Instruções da tarefa:
Por favor, copie sem nenhuma alteração todas as linhas dos registros abaixo.

━━━━━━━━━━━━━━━━━━━━

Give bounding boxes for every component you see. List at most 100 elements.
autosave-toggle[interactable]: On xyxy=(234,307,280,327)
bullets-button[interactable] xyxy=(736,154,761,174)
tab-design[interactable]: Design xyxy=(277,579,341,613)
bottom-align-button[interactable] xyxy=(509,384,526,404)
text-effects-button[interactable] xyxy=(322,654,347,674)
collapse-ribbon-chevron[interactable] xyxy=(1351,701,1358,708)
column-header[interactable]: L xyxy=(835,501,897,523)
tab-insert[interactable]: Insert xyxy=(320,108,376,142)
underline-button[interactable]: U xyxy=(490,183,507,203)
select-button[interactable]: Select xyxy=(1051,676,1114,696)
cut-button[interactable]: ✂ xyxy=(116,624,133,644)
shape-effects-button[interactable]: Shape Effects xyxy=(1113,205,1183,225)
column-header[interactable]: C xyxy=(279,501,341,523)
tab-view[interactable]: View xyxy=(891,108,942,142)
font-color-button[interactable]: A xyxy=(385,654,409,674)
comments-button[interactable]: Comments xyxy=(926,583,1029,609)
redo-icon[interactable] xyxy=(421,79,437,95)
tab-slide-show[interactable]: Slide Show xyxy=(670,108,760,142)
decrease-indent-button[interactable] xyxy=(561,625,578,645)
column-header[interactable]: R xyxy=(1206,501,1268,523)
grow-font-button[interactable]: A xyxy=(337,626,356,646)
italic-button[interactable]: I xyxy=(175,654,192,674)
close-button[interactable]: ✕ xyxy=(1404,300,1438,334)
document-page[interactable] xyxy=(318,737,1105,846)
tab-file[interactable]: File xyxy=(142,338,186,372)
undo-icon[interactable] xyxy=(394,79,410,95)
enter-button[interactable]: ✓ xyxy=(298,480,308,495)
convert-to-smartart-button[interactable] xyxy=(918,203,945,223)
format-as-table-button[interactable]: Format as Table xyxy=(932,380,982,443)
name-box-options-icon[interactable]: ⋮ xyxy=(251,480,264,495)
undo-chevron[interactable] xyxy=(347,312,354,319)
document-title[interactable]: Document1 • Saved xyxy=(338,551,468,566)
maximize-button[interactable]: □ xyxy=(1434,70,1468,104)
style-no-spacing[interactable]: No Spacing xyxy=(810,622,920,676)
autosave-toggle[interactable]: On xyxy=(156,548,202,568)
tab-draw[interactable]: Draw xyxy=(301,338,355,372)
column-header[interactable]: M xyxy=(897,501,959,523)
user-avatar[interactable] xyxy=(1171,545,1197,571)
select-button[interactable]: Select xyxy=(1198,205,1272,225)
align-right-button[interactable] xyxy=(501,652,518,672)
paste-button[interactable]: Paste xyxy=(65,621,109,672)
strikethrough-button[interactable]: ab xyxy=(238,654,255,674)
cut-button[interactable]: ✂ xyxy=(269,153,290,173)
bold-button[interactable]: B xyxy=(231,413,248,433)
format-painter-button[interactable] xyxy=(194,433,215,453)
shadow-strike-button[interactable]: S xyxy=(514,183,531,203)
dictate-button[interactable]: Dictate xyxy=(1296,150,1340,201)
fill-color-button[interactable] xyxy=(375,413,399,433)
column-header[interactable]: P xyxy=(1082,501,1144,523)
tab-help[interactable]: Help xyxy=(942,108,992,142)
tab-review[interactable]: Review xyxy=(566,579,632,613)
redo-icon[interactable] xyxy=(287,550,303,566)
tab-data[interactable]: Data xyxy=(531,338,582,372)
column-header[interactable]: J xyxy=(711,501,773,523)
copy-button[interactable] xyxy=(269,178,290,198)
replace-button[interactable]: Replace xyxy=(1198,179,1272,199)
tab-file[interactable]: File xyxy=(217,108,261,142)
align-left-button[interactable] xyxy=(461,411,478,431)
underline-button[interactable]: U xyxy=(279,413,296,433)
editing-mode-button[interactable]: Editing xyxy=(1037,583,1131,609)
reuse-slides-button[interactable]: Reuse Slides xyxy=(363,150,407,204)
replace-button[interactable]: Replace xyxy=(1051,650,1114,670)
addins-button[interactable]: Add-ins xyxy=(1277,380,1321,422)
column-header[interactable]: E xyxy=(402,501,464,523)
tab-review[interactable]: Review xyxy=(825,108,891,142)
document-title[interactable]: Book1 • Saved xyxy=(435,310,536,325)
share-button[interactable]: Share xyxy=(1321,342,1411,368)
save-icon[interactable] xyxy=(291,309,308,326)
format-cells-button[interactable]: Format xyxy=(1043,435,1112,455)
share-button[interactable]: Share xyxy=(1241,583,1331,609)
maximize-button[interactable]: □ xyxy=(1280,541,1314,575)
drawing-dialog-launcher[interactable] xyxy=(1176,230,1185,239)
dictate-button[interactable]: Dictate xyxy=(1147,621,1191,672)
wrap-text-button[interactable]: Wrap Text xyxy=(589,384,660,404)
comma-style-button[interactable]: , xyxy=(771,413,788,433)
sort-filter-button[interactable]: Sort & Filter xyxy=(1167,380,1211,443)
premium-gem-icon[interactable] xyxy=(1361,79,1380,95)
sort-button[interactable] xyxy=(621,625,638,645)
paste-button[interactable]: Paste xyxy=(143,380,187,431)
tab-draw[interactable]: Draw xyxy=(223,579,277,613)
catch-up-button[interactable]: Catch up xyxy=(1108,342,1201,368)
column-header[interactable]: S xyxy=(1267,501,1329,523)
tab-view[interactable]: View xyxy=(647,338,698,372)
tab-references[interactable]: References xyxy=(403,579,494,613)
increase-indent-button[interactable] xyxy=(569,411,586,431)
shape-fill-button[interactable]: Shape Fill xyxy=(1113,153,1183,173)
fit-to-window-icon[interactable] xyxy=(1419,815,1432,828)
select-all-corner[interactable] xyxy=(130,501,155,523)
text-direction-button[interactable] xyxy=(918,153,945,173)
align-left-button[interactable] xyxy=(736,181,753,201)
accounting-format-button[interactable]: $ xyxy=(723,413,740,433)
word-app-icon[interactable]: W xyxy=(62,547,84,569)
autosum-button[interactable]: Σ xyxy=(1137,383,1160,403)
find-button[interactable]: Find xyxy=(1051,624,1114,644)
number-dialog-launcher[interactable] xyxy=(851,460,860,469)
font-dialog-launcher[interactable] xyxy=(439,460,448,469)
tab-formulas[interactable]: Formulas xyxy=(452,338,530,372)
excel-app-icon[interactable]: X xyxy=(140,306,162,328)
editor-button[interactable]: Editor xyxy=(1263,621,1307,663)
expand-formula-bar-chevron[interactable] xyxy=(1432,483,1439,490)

━━━━━━━━━━━━━━━━━━━━

Resposta completa:
Give bounding boxes for every component you see. List at most 100 elements.
autosave-toggle[interactable]: On xyxy=(234,307,280,327)
bullets-button[interactable] xyxy=(736,154,761,174)
tab-design[interactable]: Design xyxy=(277,579,341,613)
bottom-align-button[interactable] xyxy=(509,384,526,404)
text-effects-button[interactable] xyxy=(322,654,347,674)
collapse-ribbon-chevron[interactable] xyxy=(1351,701,1358,708)
column-header[interactable]: L xyxy=(835,501,897,523)
tab-insert[interactable]: Insert xyxy=(320,108,376,142)
underline-button[interactable]: U xyxy=(490,183,507,203)
select-button[interactable]: Select xyxy=(1051,676,1114,696)
cut-button[interactable]: ✂ xyxy=(116,624,133,644)
shape-effects-button[interactable]: Shape Effects xyxy=(1113,205,1183,225)
column-header[interactable]: C xyxy=(279,501,341,523)
tab-view[interactable]: View xyxy=(891,108,942,142)
font-color-button[interactable]: A xyxy=(385,654,409,674)
comments-button[interactable]: Comments xyxy=(926,583,1029,609)
redo-icon[interactable] xyxy=(421,79,437,95)
tab-slide-show[interactable]: Slide Show xyxy=(670,108,760,142)
decrease-indent-button[interactable] xyxy=(561,625,578,645)
column-header[interactable]: R xyxy=(1206,501,1268,523)
grow-font-button[interactable]: A xyxy=(337,626,356,646)
italic-button[interactable]: I xyxy=(175,654,192,674)
close-button[interactable]: ✕ xyxy=(1404,300,1438,334)
document-page[interactable] xyxy=(318,737,1105,846)
tab-file[interactable]: File xyxy=(142,338,186,372)
undo-icon[interactable] xyxy=(394,79,410,95)
enter-button[interactable]: ✓ xyxy=(298,480,308,495)
convert-to-smartart-button[interactable] xyxy=(918,203,945,223)
format-as-table-button[interactable]: Format as Table xyxy=(932,380,982,443)
name-box-options-icon[interactable]: ⋮ xyxy=(251,480,264,495)
undo-chevron[interactable] xyxy=(347,312,354,319)
document-title[interactable]: Document1 • Saved xyxy=(338,551,468,566)
maximize-button[interactable]: □ xyxy=(1434,70,1468,104)
style-no-spacing[interactable]: No Spacing xyxy=(810,622,920,676)
autosave-toggle[interactable]: On xyxy=(156,548,202,568)
tab-draw[interactable]: Draw xyxy=(301,338,355,372)
column-header[interactable]: M xyxy=(897,501,959,523)
user-avatar[interactable] xyxy=(1171,545,1197,571)
select-button[interactable]: Select xyxy=(1198,205,1272,225)
align-right-button[interactable] xyxy=(501,652,518,672)
paste-button[interactable]: Paste xyxy=(65,621,109,672)
strikethrough-button[interactable]: ab xyxy=(238,654,255,674)
cut-button[interactable]: ✂ xyxy=(269,153,290,173)
bold-button[interactable]: B xyxy=(231,413,248,433)
format-painter-button[interactable] xyxy=(194,433,215,453)
shadow-strike-button[interactable]: S xyxy=(514,183,531,203)
dictate-button[interactable]: Dictate xyxy=(1296,150,1340,201)
fill-color-button[interactable] xyxy=(375,413,399,433)
column-header[interactable]: P xyxy=(1082,501,1144,523)
tab-help[interactable]: Help xyxy=(942,108,992,142)
tab-review[interactable]: Review xyxy=(566,579,632,613)
redo-icon[interactable] xyxy=(287,550,303,566)
tab-data[interactable]: Data xyxy=(531,338,582,372)
column-header[interactable]: J xyxy=(711,501,773,523)
copy-button[interactable] xyxy=(269,178,290,198)
replace-button[interactable]: Replace xyxy=(1198,179,1272,199)
tab-file[interactable]: File xyxy=(217,108,261,142)
align-left-button[interactable] xyxy=(461,411,478,431)
underline-button[interactable]: U xyxy=(279,413,296,433)
editing-mode-button[interactable]: Editing xyxy=(1037,583,1131,609)
reuse-slides-button[interactable]: Reuse Slides xyxy=(363,150,407,204)
replace-button[interactable]: Replace xyxy=(1051,650,1114,670)
addins-button[interactable]: Add-ins xyxy=(1277,380,1321,422)
column-header[interactable]: E xyxy=(402,501,464,523)
tab-review[interactable]: Review xyxy=(825,108,891,142)
document-title[interactable]: Book1 • Saved xyxy=(435,310,536,325)
share-button[interactable]: Share xyxy=(1321,342,1411,368)
save-icon[interactable] xyxy=(291,309,308,326)
format-cells-button[interactable]: Format xyxy=(1043,435,1112,455)
share-button[interactable]: Share xyxy=(1241,583,1331,609)
maximize-button[interactable]: □ xyxy=(1280,541,1314,575)
drawing-dialog-launcher[interactable] xyxy=(1176,230,1185,239)
dictate-button[interactable]: Dictate xyxy=(1147,621,1191,672)
wrap-text-button[interactable]: Wrap Text xyxy=(589,384,660,404)
comma-style-button[interactable]: , xyxy=(771,413,788,433)
sort-filter-button[interactable]: Sort & Filter xyxy=(1167,380,1211,443)
premium-gem-icon[interactable] xyxy=(1361,79,1380,95)
sort-button[interactable] xyxy=(621,625,638,645)
paste-button[interactable]: Paste xyxy=(143,380,187,431)
tab-draw[interactable]: Draw xyxy=(223,579,277,613)
catch-up-button[interactable]: Catch up xyxy=(1108,342,1201,368)
column-header[interactable]: S xyxy=(1267,501,1329,523)
tab-view[interactable]: View xyxy=(647,338,698,372)
tab-references[interactable]: References xyxy=(403,579,494,613)
increase-indent-button[interactable] xyxy=(569,411,586,431)
shape-fill-button[interactable]: Shape Fill xyxy=(1113,153,1183,173)
fit-to-window-icon[interactable] xyxy=(1419,815,1432,828)
select-all-corner[interactable] xyxy=(130,501,155,523)
text-direction-button[interactable] xyxy=(918,153,945,173)
align-left-button[interactable] xyxy=(736,181,753,201)
accounting-format-button[interactable]: $ xyxy=(723,413,740,433)
word-app-icon[interactable]: W xyxy=(62,547,84,569)
autosum-button[interactable]: Σ xyxy=(1137,383,1160,403)
find-button[interactable]: Find xyxy=(1051,624,1114,644)
number-dialog-launcher[interactable] xyxy=(851,460,860,469)
font-dialog-launcher[interactable] xyxy=(439,460,448,469)
tab-formulas[interactable]: Formulas xyxy=(452,338,530,372)
excel-app-icon[interactable]: X xyxy=(140,306,162,328)
editor-button[interactable]: Editor xyxy=(1263,621,1307,663)
expand-formula-bar-chevron[interactable] xyxy=(1432,483,1439,490)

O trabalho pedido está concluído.